» **Brief**
Copy each line below exactly and leave the pictures out.

» **Entries supplied**
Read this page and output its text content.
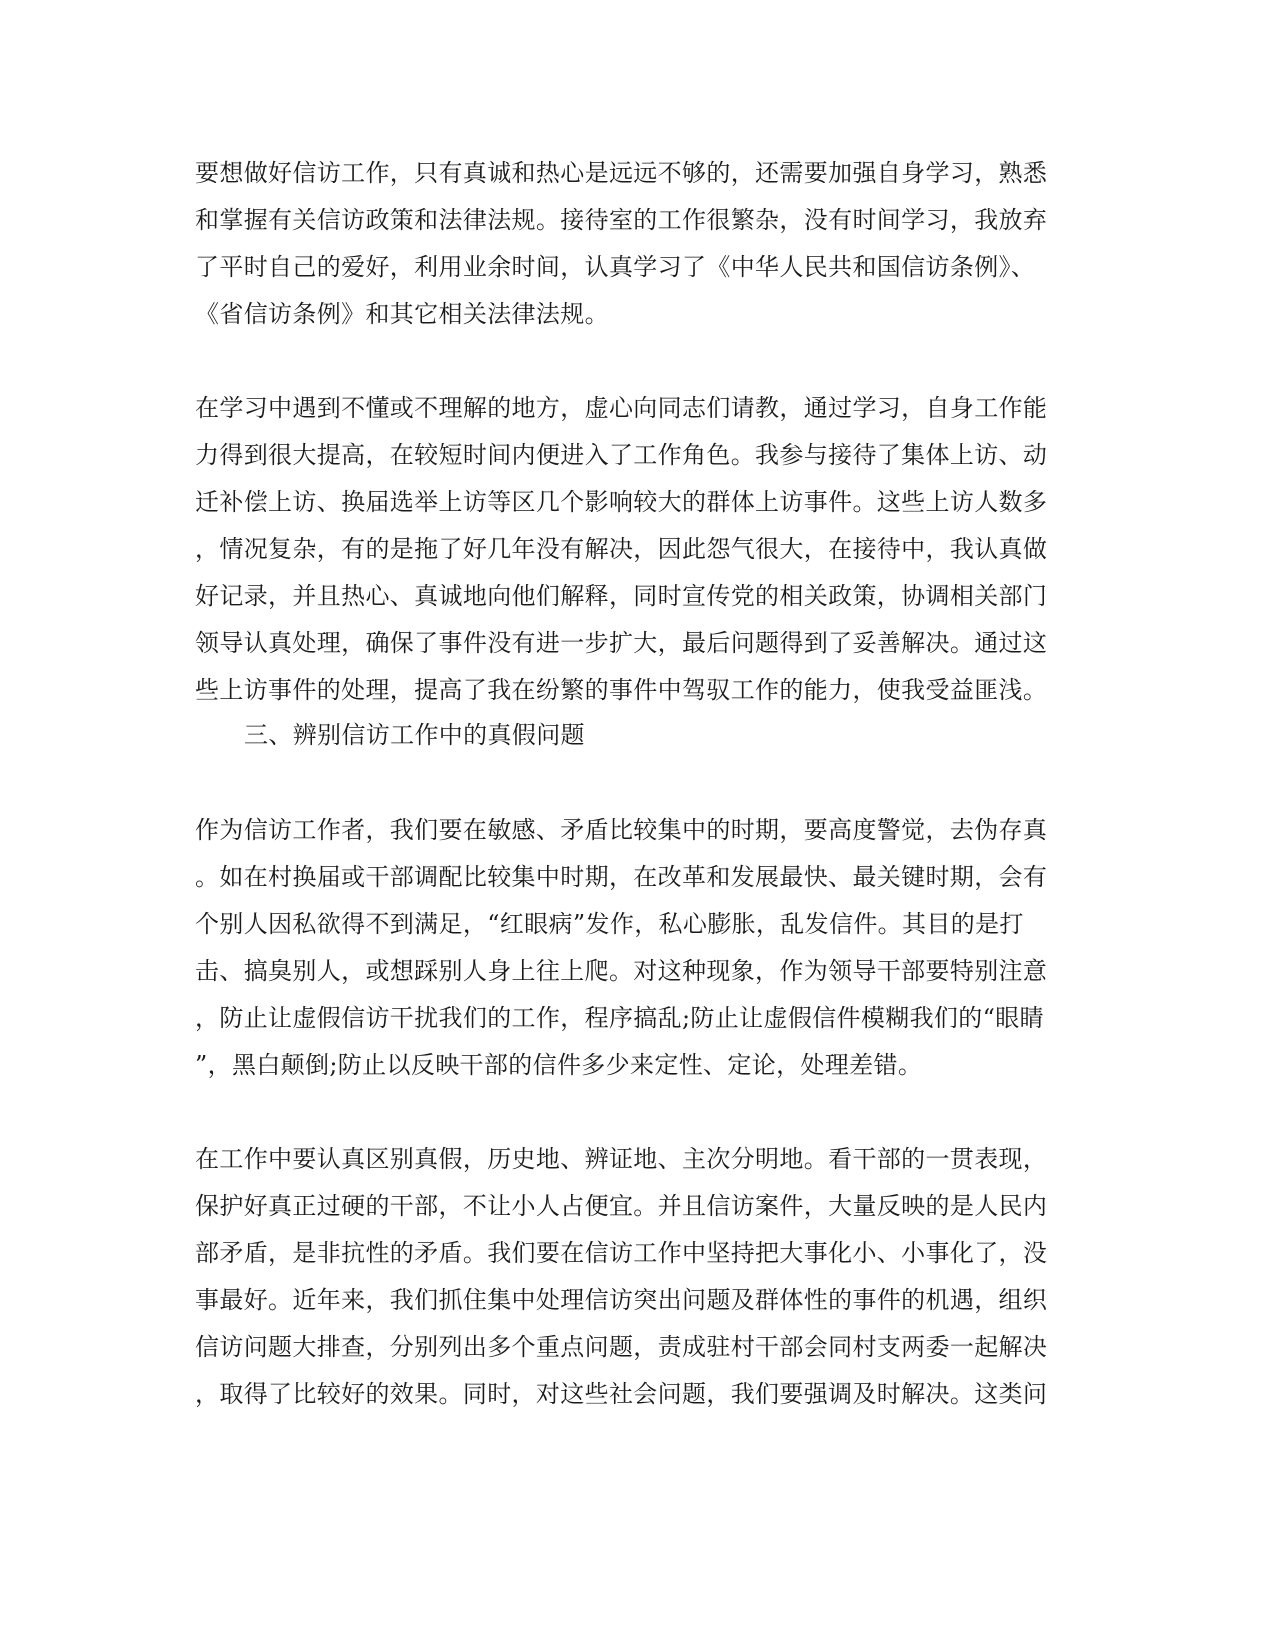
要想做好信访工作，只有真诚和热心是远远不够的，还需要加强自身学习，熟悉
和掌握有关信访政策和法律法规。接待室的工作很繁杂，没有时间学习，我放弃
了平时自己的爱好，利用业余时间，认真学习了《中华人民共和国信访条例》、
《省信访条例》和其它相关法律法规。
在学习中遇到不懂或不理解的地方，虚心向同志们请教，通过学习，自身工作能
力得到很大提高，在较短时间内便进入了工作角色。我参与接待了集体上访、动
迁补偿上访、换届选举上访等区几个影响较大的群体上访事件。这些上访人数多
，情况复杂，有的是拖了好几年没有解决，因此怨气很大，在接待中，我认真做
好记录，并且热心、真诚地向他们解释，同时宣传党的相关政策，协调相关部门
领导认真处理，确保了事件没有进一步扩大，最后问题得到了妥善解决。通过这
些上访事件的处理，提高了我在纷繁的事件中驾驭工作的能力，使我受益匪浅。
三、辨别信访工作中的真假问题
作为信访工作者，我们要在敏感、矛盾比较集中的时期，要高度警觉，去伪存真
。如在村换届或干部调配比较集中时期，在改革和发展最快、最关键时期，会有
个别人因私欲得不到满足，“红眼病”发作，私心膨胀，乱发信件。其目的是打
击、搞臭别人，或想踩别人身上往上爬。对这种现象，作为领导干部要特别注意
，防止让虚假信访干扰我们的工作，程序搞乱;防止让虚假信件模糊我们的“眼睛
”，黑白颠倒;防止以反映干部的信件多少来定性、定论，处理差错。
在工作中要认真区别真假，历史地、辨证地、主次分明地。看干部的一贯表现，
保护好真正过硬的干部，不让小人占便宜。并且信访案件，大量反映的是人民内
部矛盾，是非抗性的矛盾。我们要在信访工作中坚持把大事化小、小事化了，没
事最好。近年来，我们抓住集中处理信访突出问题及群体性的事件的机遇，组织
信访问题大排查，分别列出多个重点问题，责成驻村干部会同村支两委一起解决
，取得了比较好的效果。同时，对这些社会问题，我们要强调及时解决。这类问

» **Response below**
Read this page and output its text content.
要想做好信访工作，只有真诚和热心是远远不够的，还需要加强自身学习，熟悉
和掌握有关信访政策和法律法规。接待室的工作很繁杂，没有时间学习，我放弃
了平时自己的爱好，利用业余时间，认真学习了《中华人民共和国信访条例》、
《省信访条例》和其它相关法律法规。
在学习中遇到不懂或不理解的地方，虚心向同志们请教，通过学习，自身工作能
力得到很大提高，在较短时间内便进入了工作角色。我参与接待了集体上访、动
迁补偿上访、换届选举上访等区几个影响较大的群体上访事件。这些上访人数多
，情况复杂，有的是拖了好几年没有解决，因此怨气很大，在接待中，我认真做
好记录，并且热心、真诚地向他们解释，同时宣传党的相关政策，协调相关部门
领导认真处理，确保了事件没有进一步扩大，最后问题得到了妥善解决。通过这
些上访事件的处理，提高了我在纷繁的事件中驾驭工作的能力，使我受益匪浅。
三、辨别信访工作中的真假问题
作为信访工作者，我们要在敏感、矛盾比较集中的时期，要高度警觉，去伪存真
。如在村换届或干部调配比较集中时期，在改革和发展最快、最关键时期，会有
个别人因私欲得不到满足，“红眼病”发作，私心膨胀，乱发信件。其目的是打
击、搞臭别人，或想踩别人身上往上爬。对这种现象，作为领导干部要特别注意
，防止让虚假信访干扰我们的工作，程序搞乱;防止让虚假信件模糊我们的“眼睛
”，黑白颠倒;防止以反映干部的信件多少来定性、定论，处理差错。
在工作中要认真区别真假，历史地、辨证地、主次分明地。看干部的一贯表现，
保护好真正过硬的干部，不让小人占便宜。并且信访案件，大量反映的是人民内
部矛盾，是非抗性的矛盾。我们要在信访工作中坚持把大事化小、小事化了，没
事最好。近年来，我们抓住集中处理信访突出问题及群体性的事件的机遇，组织
信访问题大排查，分别列出多个重点问题，责成驻村干部会同村支两委一起解决
，取得了比较好的效果。同时，对这些社会问题，我们要强调及时解决。这类问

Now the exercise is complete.